### Data to process
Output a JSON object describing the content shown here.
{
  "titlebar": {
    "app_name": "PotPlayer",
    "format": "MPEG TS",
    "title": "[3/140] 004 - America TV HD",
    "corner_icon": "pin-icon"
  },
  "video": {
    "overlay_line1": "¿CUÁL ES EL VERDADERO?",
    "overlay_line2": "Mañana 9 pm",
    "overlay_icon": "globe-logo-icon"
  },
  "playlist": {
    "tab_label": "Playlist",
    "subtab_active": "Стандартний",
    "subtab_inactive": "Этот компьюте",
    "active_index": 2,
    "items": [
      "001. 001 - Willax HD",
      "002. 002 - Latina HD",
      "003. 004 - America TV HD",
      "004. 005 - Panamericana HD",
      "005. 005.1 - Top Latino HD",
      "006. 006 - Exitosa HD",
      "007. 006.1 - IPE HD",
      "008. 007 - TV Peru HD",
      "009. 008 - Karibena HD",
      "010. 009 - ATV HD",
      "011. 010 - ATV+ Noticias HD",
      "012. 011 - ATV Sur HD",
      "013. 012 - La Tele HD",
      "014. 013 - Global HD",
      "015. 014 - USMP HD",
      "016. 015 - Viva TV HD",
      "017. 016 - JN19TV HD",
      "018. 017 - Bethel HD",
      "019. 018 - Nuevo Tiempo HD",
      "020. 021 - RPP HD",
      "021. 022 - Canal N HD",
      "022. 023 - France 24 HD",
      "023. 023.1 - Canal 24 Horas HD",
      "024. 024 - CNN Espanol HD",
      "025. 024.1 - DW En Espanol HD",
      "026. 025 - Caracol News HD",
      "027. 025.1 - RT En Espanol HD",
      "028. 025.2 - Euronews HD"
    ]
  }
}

### Task prompt
Return every line containing "Canal".

### Exercise answer
      "021. 022 - Canal N HD",
      "023. 023.1 - Canal 24 Horas HD",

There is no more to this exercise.